→ Task statement
Using the records below, locate all lines containing "Integration" and return them.

* start Records to process *

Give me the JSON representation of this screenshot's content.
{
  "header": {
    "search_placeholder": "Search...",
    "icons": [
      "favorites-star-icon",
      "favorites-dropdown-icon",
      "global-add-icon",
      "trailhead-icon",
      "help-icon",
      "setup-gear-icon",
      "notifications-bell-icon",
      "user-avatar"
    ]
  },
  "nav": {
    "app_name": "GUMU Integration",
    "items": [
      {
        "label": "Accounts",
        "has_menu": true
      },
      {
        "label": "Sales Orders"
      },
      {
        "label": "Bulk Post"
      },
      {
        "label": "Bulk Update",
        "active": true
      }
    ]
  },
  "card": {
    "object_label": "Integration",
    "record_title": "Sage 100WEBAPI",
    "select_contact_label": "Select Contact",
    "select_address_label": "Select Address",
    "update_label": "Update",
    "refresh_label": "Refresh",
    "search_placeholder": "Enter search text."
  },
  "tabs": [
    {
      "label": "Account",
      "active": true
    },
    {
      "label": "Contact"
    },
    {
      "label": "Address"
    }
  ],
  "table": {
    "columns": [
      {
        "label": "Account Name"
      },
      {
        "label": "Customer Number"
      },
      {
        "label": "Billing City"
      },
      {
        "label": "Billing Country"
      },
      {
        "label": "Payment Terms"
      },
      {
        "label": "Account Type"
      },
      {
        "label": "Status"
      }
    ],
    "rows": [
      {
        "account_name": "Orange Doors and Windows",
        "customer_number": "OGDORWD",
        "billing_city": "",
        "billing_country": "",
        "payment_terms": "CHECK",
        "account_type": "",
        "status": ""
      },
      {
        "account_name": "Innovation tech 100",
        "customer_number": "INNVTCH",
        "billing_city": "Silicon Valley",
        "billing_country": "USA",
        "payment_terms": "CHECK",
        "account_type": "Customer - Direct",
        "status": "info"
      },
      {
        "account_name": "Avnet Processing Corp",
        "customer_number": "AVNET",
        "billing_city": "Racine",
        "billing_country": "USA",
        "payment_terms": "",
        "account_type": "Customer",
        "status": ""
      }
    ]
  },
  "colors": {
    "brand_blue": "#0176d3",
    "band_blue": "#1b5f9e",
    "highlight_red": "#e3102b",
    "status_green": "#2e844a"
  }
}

* end Records to process *

→ Answer to the task
    "app_name": "GUMU Integration",
    "object_label": "Integration",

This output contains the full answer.